Collected data

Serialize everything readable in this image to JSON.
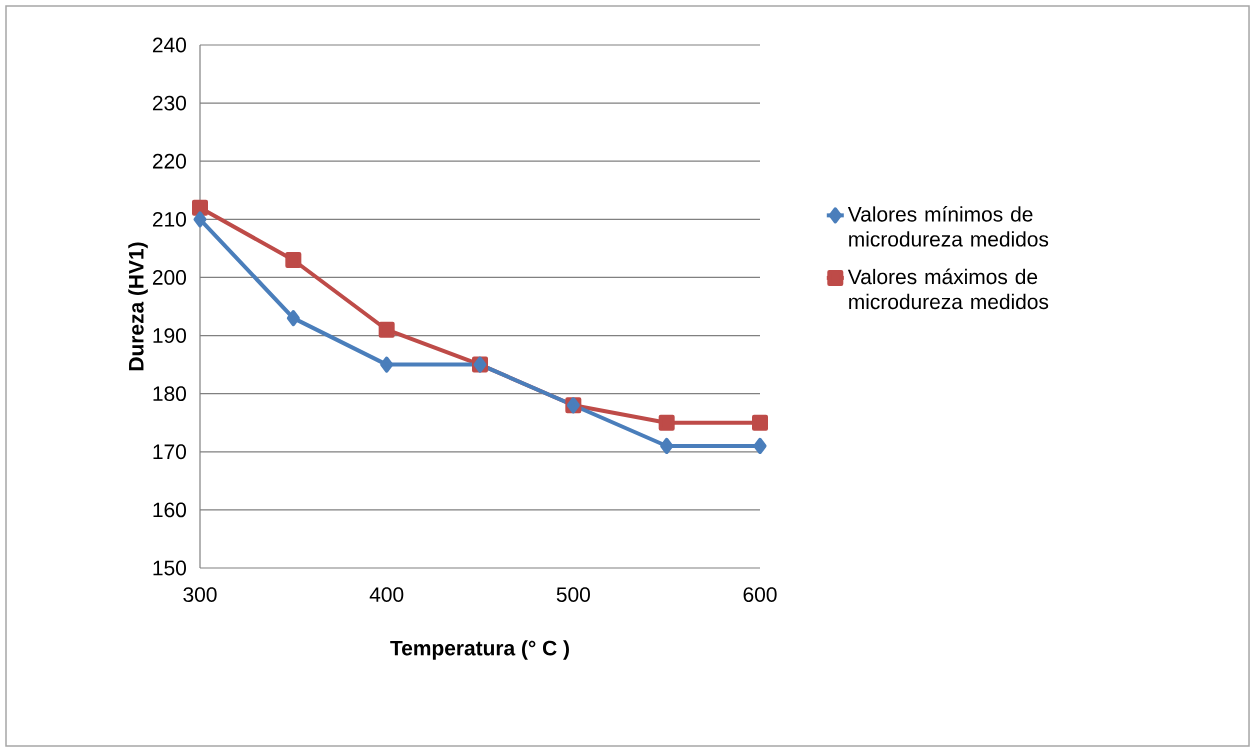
{
  "chart_data": {
    "type": "line",
    "xlabel": "Temperatura (° C )",
    "ylabel": "Dureza (HV1)",
    "x": [
      300,
      350,
      400,
      450,
      500,
      550,
      600
    ],
    "series": [
      {
        "name": "Valores mínimos de microdureza medidos",
        "color": "#4a7ebb",
        "marker": "diamond",
        "values": [
          210,
          193,
          185,
          185,
          178,
          171,
          171
        ]
      },
      {
        "name": "Valores máximos de microdureza medidos",
        "color": "#be4b48",
        "marker": "square",
        "values": [
          212,
          203,
          191,
          185,
          178,
          175,
          175
        ]
      }
    ],
    "xlim": [
      300,
      600
    ],
    "ylim": [
      150,
      240
    ],
    "xticks": [
      300,
      400,
      500,
      600
    ],
    "yticks": [
      150,
      160,
      170,
      180,
      190,
      200,
      210,
      220,
      230,
      240
    ],
    "grid": "y",
    "legend": "right",
    "line_style": "solid"
  }
}
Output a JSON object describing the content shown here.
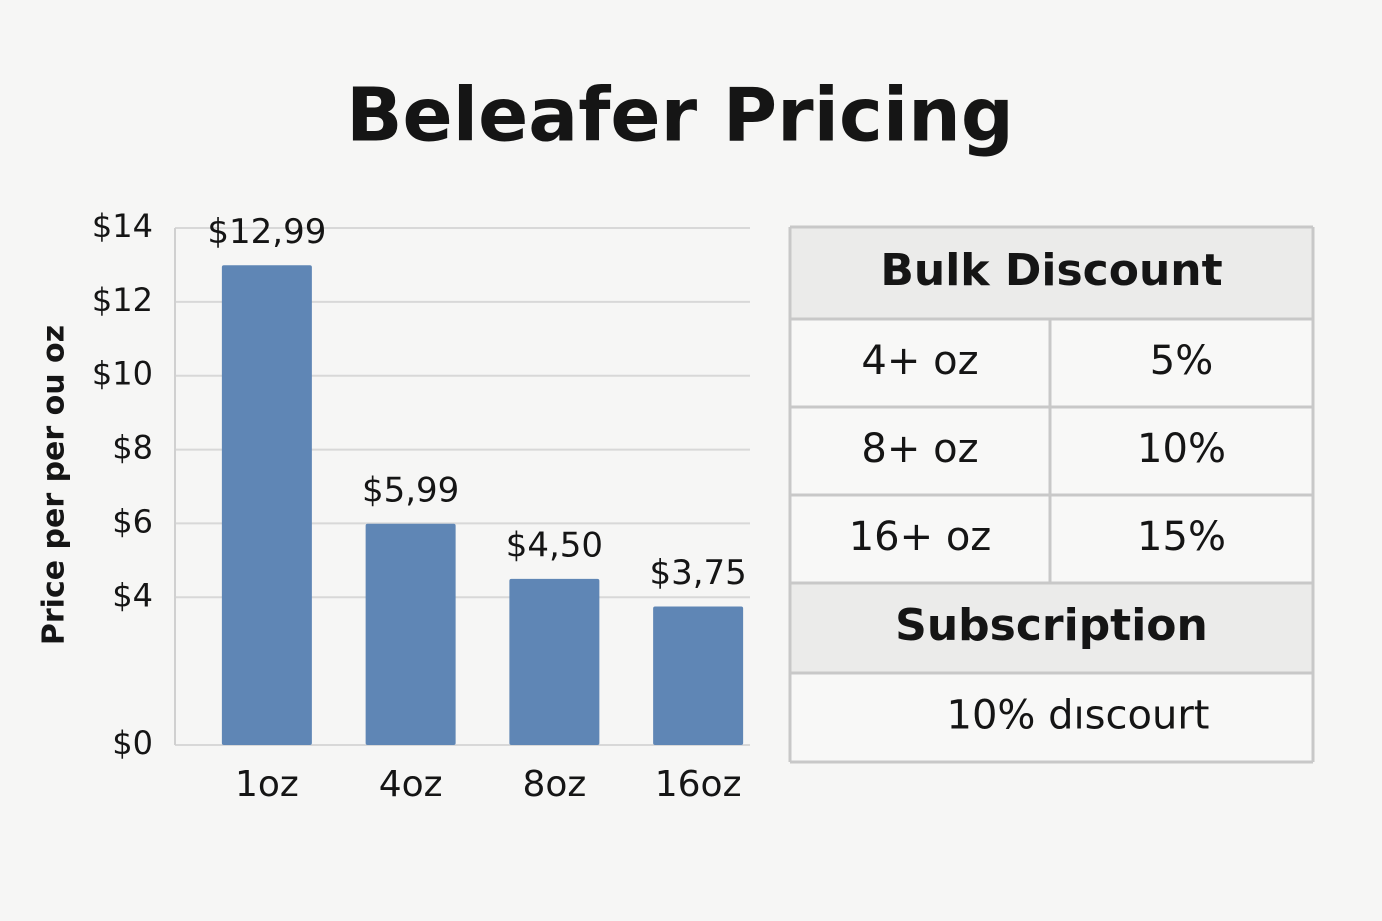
{
  "chart_data": {
    "type": "bar",
    "title": "Beleafer Pricing",
    "y_label": "Price per per ou oz",
    "categories": [
      "1oz",
      "4oz",
      "8oz",
      "16oz"
    ],
    "values": [
      12.99,
      5.99,
      4.5,
      3.75
    ],
    "value_labels": [
      "$12,99",
      "$5,99",
      "$4,50",
      "$3,75"
    ],
    "color": "#5f86b5",
    "ylim": [
      0,
      14
    ],
    "yticks": [
      {
        "value": 0,
        "label": "$0"
      },
      {
        "value": 4,
        "label": "$4"
      },
      {
        "value": 6,
        "label": "$6"
      },
      {
        "value": 8,
        "label": "$8"
      },
      {
        "value": 10,
        "label": "$10"
      },
      {
        "value": 12,
        "label": "$12"
      },
      {
        "value": 14,
        "label": "$14"
      }
    ],
    "grid": true
  },
  "table": {
    "title": "Bulk Discount",
    "rows": [
      [
        "4+ oz",
        "5%"
      ],
      [
        "8+ oz",
        "10%"
      ],
      [
        "16+ oz",
        "15%"
      ]
    ],
    "subscription_title": "Subscription",
    "subscription_text": "10% dıscourt"
  }
}
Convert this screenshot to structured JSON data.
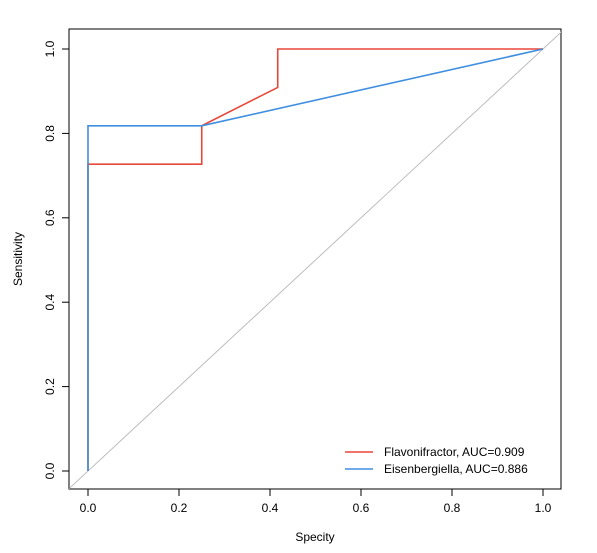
{
  "chart_data": {
    "type": "line",
    "xlabel": "Specity",
    "ylabel": "Sensitivity",
    "xlim": [
      0.0,
      1.0
    ],
    "ylim": [
      0.0,
      1.0
    ],
    "x_ticks": [
      "0.0",
      "0.2",
      "0.4",
      "0.6",
      "0.8",
      "1.0"
    ],
    "y_ticks": [
      "0.0",
      "0.2",
      "0.4",
      "0.6",
      "0.8",
      "1.0"
    ],
    "grid": false,
    "legend_position": "bottom-right",
    "series": [
      {
        "name": "Flavonifractor, AUC=0.909",
        "color": "#e8473b",
        "points": [
          [
            0.0,
            0.0
          ],
          [
            0.0,
            0.727
          ],
          [
            0.25,
            0.727
          ],
          [
            0.25,
            0.818
          ],
          [
            0.417,
            0.909
          ],
          [
            0.417,
            1.0
          ],
          [
            1.0,
            1.0
          ]
        ]
      },
      {
        "name": "Eisenbergiella, AUC=0.886",
        "color": "#3f8fe0",
        "points": [
          [
            0.0,
            0.0
          ],
          [
            0.0,
            0.818
          ],
          [
            0.25,
            0.818
          ],
          [
            1.0,
            1.0
          ]
        ]
      }
    ],
    "reference_line": {
      "color": "#bdbdbd",
      "points": [
        [
          -0.05,
          -0.05
        ],
        [
          1.05,
          1.05
        ]
      ]
    }
  }
}
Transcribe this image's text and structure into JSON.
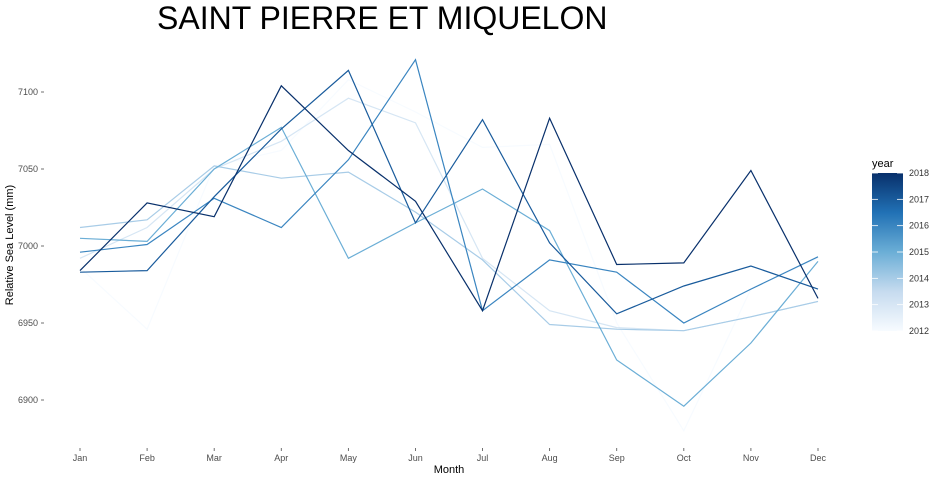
{
  "chart_data": {
    "type": "line",
    "title": "SAINT PIERRE ET MIQUELON",
    "xlabel": "Month",
    "ylabel": "Relative Sea Level (mm)",
    "categories": [
      "Jan",
      "Feb",
      "Mar",
      "Apr",
      "May",
      "Jun",
      "Jul",
      "Aug",
      "Sep",
      "Oct",
      "Nov",
      "Dec"
    ],
    "ylim": [
      6875,
      7125
    ],
    "yticks": [
      6900,
      6950,
      7000,
      7050,
      7100
    ],
    "grid": false,
    "legend": {
      "title": "year",
      "position": "right",
      "type": "colorbar",
      "min": 2012,
      "max": 2018,
      "ticks": [
        2012,
        2013,
        2014,
        2015,
        2016,
        2017,
        2018
      ],
      "colors": [
        "#f7fbff",
        "#08306b"
      ]
    },
    "series": [
      {
        "year": 2012,
        "values": [
          6986,
          6946,
          7052,
          7062,
          7108,
          7087,
          7064,
          7066,
          6950,
          6880,
          6972,
          6992
        ]
      },
      {
        "year": 2013,
        "values": [
          6992,
          7012,
          7050,
          7068,
          7096,
          7080,
          6992,
          6958,
          6947,
          6945,
          6954,
          6964
        ]
      },
      {
        "year": 2014,
        "values": [
          7012,
          7017,
          7052,
          7044,
          7048,
          7022,
          6991,
          6949,
          6946,
          6945,
          6954,
          6964
        ]
      },
      {
        "year": 2015,
        "values": [
          7005,
          7003,
          7050,
          7077,
          6992,
          7015,
          7037,
          7010,
          6926,
          6896,
          6937,
          6990
        ]
      },
      {
        "year": 2016,
        "values": [
          6996,
          7001,
          7031,
          7012,
          7056,
          7121,
          6958,
          6991,
          6983,
          6950,
          6972,
          6993
        ]
      },
      {
        "year": 2017,
        "values": [
          6983,
          6984,
          7032,
          7076,
          7114,
          7015,
          7082,
          7002,
          6956,
          6974,
          6987,
          6972
        ]
      },
      {
        "year": 2018,
        "values": [
          6984,
          7028,
          7019,
          7104,
          7062,
          7029,
          6958,
          7083,
          6988,
          6989,
          7049,
          6966
        ]
      }
    ]
  }
}
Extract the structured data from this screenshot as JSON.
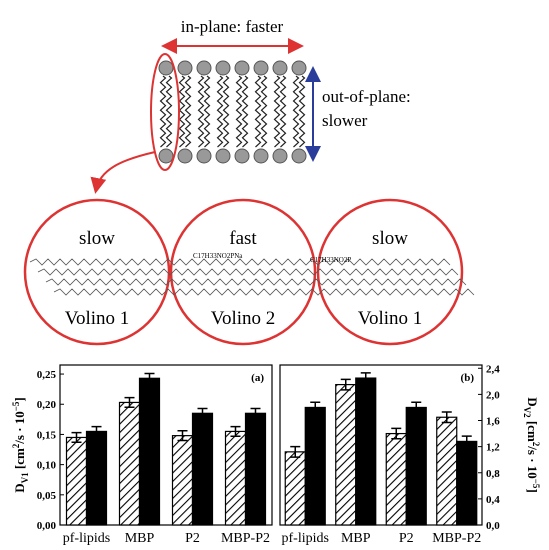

Goal of the exercise: Go through the records and show every line with the string "name" in it.

The result:
        "name": "Valores mínimos de microdureza medidos",
        "name": "Valores máximos de microdureza medidos",
        "name": "Flavonifractor, AUC=0.909",
        "name": "Eisenbergiella, AUC=0.886",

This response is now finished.